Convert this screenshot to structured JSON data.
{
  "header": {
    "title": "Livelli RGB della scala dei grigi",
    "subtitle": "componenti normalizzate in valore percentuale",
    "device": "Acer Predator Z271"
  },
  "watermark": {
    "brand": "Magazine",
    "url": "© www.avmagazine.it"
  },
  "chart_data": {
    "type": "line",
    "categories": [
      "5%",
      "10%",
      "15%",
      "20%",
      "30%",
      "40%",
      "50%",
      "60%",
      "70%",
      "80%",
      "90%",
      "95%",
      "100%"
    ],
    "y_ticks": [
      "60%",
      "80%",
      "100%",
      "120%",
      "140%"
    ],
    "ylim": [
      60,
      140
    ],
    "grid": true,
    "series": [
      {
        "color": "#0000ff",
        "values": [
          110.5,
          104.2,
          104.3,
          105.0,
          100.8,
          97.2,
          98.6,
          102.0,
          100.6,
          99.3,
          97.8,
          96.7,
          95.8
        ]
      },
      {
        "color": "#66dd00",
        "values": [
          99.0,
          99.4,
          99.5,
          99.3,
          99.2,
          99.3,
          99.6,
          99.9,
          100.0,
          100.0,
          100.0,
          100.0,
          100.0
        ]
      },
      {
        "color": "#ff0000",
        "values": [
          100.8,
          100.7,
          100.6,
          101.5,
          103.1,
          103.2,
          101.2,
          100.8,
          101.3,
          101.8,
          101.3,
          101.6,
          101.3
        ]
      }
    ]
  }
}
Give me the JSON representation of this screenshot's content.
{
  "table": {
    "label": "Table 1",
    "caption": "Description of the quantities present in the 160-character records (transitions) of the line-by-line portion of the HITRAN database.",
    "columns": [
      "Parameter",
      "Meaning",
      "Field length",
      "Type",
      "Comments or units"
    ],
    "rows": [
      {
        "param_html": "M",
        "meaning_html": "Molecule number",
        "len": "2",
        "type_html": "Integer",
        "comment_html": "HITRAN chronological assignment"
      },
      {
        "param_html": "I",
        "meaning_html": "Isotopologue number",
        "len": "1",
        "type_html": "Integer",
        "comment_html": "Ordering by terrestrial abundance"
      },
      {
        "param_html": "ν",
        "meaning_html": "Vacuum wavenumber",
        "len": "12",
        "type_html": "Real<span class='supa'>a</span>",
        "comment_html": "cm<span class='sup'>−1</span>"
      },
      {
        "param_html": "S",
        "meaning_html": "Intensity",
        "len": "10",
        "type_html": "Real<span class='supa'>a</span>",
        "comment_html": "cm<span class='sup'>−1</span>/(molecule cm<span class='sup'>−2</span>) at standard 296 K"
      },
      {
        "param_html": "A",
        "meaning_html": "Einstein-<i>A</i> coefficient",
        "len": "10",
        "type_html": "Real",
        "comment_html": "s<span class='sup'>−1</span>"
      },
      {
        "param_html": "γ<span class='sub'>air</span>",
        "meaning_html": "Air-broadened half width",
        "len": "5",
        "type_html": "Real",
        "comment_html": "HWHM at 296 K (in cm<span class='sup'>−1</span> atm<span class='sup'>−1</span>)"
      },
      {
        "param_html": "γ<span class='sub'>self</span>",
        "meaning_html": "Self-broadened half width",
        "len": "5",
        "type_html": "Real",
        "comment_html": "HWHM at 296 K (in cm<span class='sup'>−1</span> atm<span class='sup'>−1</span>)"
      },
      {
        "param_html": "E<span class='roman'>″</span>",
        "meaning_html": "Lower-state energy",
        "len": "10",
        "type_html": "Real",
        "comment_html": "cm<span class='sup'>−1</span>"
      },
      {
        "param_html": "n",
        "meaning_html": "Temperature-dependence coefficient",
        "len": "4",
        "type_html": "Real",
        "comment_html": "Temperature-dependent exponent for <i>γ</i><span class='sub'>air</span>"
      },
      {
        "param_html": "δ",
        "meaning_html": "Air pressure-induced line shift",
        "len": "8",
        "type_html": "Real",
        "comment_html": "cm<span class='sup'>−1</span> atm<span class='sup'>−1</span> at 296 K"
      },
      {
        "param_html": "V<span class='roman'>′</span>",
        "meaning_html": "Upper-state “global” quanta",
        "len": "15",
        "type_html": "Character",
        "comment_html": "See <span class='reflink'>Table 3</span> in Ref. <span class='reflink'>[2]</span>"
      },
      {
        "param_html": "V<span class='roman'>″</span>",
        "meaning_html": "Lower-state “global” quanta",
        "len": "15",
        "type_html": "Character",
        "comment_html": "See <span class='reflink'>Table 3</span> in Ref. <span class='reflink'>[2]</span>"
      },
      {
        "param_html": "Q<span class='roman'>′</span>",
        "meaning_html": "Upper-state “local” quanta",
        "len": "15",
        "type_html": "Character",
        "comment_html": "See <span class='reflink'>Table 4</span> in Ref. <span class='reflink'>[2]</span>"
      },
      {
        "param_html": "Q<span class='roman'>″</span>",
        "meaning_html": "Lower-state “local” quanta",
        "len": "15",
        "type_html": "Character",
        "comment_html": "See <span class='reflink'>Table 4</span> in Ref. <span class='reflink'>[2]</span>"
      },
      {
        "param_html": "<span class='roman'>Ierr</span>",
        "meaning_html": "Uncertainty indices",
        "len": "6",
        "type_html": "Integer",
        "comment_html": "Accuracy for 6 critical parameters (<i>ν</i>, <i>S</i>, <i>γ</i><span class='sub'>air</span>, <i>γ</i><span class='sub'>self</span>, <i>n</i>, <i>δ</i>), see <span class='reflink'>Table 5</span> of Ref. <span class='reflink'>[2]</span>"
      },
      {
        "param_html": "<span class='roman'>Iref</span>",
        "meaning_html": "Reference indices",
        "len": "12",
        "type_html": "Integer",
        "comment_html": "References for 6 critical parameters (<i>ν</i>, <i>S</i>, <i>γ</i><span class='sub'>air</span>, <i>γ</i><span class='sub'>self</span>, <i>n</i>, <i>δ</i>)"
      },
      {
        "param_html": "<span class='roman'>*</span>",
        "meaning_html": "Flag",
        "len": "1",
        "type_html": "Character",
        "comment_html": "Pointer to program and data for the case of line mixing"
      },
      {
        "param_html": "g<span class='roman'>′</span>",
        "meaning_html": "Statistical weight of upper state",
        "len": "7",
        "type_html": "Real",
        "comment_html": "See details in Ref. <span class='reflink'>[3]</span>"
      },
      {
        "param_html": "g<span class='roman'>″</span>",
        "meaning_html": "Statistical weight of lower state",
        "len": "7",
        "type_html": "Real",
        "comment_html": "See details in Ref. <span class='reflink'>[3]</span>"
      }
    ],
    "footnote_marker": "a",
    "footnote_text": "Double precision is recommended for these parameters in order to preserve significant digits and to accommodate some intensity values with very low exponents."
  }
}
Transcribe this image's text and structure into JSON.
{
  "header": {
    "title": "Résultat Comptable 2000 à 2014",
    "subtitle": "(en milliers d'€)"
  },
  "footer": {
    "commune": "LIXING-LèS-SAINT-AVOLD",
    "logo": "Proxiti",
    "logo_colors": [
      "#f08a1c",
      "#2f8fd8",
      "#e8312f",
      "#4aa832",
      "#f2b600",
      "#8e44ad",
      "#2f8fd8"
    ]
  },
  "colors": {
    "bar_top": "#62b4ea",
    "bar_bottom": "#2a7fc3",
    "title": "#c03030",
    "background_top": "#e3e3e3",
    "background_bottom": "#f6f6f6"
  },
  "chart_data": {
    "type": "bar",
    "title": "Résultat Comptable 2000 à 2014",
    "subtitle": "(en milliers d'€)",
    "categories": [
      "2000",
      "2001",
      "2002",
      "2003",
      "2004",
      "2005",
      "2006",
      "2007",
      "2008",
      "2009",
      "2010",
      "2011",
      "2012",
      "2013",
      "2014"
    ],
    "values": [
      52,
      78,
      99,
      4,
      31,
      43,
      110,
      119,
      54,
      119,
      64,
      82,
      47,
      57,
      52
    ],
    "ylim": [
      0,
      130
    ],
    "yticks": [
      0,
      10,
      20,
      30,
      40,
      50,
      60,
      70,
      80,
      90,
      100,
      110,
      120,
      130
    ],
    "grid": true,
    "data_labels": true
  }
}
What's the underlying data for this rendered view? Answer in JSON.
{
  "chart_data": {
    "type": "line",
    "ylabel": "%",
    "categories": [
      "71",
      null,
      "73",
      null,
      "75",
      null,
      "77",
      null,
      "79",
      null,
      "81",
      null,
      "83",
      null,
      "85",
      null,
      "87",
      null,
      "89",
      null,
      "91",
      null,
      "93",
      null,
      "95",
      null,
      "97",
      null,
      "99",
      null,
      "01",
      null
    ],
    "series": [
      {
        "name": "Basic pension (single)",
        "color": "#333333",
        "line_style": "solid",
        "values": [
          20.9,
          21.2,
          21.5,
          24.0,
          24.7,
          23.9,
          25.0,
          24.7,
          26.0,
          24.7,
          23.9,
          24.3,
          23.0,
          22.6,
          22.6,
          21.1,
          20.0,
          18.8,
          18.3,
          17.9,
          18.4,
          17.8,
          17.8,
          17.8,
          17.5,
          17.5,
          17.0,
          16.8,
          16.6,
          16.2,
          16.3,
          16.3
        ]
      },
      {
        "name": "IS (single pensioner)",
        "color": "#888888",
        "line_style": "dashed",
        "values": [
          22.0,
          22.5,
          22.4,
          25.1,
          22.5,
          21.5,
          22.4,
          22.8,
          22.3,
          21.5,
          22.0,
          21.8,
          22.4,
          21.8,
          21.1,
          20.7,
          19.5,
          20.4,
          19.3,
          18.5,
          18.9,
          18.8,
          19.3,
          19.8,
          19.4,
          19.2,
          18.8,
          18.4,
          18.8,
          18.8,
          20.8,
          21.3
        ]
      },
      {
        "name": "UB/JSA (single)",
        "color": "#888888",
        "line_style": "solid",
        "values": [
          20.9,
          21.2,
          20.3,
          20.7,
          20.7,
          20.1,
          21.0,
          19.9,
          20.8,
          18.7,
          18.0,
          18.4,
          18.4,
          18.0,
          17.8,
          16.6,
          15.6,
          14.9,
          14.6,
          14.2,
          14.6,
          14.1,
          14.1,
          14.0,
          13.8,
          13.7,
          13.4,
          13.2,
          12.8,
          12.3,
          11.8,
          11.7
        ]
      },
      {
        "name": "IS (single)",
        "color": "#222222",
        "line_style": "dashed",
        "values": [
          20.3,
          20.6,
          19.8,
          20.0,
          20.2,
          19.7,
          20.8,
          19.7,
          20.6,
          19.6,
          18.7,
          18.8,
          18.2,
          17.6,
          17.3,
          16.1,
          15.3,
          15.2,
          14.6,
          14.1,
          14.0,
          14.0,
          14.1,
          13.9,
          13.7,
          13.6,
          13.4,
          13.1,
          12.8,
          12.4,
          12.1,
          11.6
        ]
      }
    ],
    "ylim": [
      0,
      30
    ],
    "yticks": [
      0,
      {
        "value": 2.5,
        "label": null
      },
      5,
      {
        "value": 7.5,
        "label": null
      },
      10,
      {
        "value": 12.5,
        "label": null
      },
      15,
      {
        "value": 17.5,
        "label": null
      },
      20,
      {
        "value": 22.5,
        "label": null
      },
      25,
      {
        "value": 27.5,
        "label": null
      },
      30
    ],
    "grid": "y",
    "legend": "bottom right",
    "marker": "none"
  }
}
━━━
#### Challenge
Identify the lines that contain the string "Temperature", and copy every one of them.

#### The output
        "meaning_html": "Temperature-dependence coefficient",
        "comment_html": "Temperature-dependent exponent for <i>γ</i><span class='sub'>air</span>"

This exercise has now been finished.